Please extract every line of the data below and reproduce each one unchanged, in the same order.
##### WORKING DATA #####
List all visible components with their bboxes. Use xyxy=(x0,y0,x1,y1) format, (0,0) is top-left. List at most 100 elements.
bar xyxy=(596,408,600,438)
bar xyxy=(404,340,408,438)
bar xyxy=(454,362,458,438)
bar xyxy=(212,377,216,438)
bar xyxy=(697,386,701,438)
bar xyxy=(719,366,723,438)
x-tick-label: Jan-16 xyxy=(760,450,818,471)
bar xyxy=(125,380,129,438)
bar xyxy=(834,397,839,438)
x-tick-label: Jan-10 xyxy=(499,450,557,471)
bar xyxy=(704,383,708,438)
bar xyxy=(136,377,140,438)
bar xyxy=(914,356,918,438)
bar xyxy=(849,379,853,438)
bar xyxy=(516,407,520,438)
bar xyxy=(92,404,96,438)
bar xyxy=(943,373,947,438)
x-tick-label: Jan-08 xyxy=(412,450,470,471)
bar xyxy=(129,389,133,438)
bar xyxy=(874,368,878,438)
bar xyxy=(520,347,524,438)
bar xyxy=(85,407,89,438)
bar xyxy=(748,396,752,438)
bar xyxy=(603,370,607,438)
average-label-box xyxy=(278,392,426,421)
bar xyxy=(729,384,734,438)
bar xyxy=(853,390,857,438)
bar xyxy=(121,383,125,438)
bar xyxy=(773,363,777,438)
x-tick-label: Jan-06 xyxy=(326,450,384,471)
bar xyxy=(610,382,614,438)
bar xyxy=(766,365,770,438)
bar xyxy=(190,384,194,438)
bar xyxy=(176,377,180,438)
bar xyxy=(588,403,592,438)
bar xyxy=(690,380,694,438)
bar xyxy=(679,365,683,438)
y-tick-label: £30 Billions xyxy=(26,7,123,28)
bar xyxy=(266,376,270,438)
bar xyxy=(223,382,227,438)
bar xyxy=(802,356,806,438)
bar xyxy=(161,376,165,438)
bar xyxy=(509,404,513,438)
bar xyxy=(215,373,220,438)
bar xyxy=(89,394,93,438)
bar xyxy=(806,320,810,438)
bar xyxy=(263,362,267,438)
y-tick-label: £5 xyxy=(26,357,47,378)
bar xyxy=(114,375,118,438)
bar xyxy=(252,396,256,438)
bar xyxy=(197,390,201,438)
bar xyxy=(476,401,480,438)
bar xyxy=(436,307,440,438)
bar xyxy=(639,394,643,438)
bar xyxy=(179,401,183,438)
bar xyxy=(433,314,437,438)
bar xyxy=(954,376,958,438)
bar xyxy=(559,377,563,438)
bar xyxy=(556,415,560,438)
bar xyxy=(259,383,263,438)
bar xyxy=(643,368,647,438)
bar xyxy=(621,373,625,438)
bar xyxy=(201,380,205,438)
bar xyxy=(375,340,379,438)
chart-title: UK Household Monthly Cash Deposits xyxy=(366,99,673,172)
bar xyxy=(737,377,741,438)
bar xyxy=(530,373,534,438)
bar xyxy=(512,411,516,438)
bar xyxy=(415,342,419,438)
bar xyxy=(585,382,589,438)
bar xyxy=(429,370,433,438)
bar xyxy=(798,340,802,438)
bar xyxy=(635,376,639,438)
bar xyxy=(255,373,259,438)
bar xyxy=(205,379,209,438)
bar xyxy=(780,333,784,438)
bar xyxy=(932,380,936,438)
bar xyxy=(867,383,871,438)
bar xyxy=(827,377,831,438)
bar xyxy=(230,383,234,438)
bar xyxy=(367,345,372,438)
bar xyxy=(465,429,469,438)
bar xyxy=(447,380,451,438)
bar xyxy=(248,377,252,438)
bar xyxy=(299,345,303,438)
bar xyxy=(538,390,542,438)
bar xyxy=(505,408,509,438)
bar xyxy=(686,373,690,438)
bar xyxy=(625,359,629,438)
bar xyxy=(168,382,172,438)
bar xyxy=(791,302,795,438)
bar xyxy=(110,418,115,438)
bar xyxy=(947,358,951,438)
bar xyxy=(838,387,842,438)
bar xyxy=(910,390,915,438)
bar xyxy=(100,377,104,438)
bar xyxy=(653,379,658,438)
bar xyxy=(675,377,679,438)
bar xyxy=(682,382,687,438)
#####
- **WRITTEN ANSWER**:
List all visible components with their bboxes. Use xyxy=(x0,y0,x1,y1) format, (0,0) is top-left. List at most 100 elements.
bar xyxy=(596,408,600,438)
bar xyxy=(404,340,408,438)
bar xyxy=(454,362,458,438)
bar xyxy=(212,377,216,438)
bar xyxy=(697,386,701,438)
bar xyxy=(719,366,723,438)
x-tick-label: Jan-16 xyxy=(760,450,818,471)
bar xyxy=(125,380,129,438)
bar xyxy=(834,397,839,438)
x-tick-label: Jan-10 xyxy=(499,450,557,471)
bar xyxy=(704,383,708,438)
bar xyxy=(136,377,140,438)
bar xyxy=(914,356,918,438)
bar xyxy=(849,379,853,438)
bar xyxy=(516,407,520,438)
bar xyxy=(92,404,96,438)
bar xyxy=(943,373,947,438)
x-tick-label: Jan-08 xyxy=(412,450,470,471)
bar xyxy=(129,389,133,438)
bar xyxy=(874,368,878,438)
bar xyxy=(520,347,524,438)
bar xyxy=(85,407,89,438)
bar xyxy=(748,396,752,438)
bar xyxy=(603,370,607,438)
average-label-box xyxy=(278,392,426,421)
bar xyxy=(729,384,734,438)
bar xyxy=(853,390,857,438)
bar xyxy=(121,383,125,438)
bar xyxy=(773,363,777,438)
x-tick-label: Jan-06 xyxy=(326,450,384,471)
bar xyxy=(610,382,614,438)
bar xyxy=(766,365,770,438)
bar xyxy=(190,384,194,438)
bar xyxy=(176,377,180,438)
bar xyxy=(588,403,592,438)
bar xyxy=(690,380,694,438)
bar xyxy=(679,365,683,438)
y-tick-label: £30 Billions xyxy=(26,7,123,28)
bar xyxy=(266,376,270,438)
bar xyxy=(223,382,227,438)
bar xyxy=(802,356,806,438)
bar xyxy=(161,376,165,438)
bar xyxy=(509,404,513,438)
bar xyxy=(215,373,220,438)
bar xyxy=(89,394,93,438)
bar xyxy=(806,320,810,438)
bar xyxy=(263,362,267,438)
y-tick-label: £5 xyxy=(26,357,47,378)
bar xyxy=(114,375,118,438)
bar xyxy=(252,396,256,438)
bar xyxy=(197,390,201,438)
bar xyxy=(476,401,480,438)
bar xyxy=(436,307,440,438)
bar xyxy=(639,394,643,438)
bar xyxy=(179,401,183,438)
bar xyxy=(433,314,437,438)
bar xyxy=(954,376,958,438)
bar xyxy=(559,377,563,438)
bar xyxy=(556,415,560,438)
bar xyxy=(259,383,263,438)
bar xyxy=(643,368,647,438)
bar xyxy=(621,373,625,438)
bar xyxy=(201,380,205,438)
bar xyxy=(375,340,379,438)
chart-title: UK Household Monthly Cash Deposits xyxy=(366,99,673,172)
bar xyxy=(737,377,741,438)
bar xyxy=(530,373,534,438)
bar xyxy=(512,411,516,438)
bar xyxy=(415,342,419,438)
bar xyxy=(585,382,589,438)
bar xyxy=(429,370,433,438)
bar xyxy=(798,340,802,438)
bar xyxy=(635,376,639,438)
bar xyxy=(255,373,259,438)
bar xyxy=(205,379,209,438)
bar xyxy=(780,333,784,438)
bar xyxy=(932,380,936,438)
bar xyxy=(867,383,871,438)
bar xyxy=(827,377,831,438)
bar xyxy=(230,383,234,438)
bar xyxy=(367,345,372,438)
bar xyxy=(465,429,469,438)
bar xyxy=(447,380,451,438)
bar xyxy=(248,377,252,438)
bar xyxy=(299,345,303,438)
bar xyxy=(538,390,542,438)
bar xyxy=(505,408,509,438)
bar xyxy=(686,373,690,438)
bar xyxy=(625,359,629,438)
bar xyxy=(168,382,172,438)
bar xyxy=(791,302,795,438)
bar xyxy=(110,418,115,438)
bar xyxy=(947,358,951,438)
bar xyxy=(838,387,842,438)
bar xyxy=(910,390,915,438)
bar xyxy=(100,377,104,438)
bar xyxy=(653,379,658,438)
bar xyxy=(675,377,679,438)
bar xyxy=(682,382,687,438)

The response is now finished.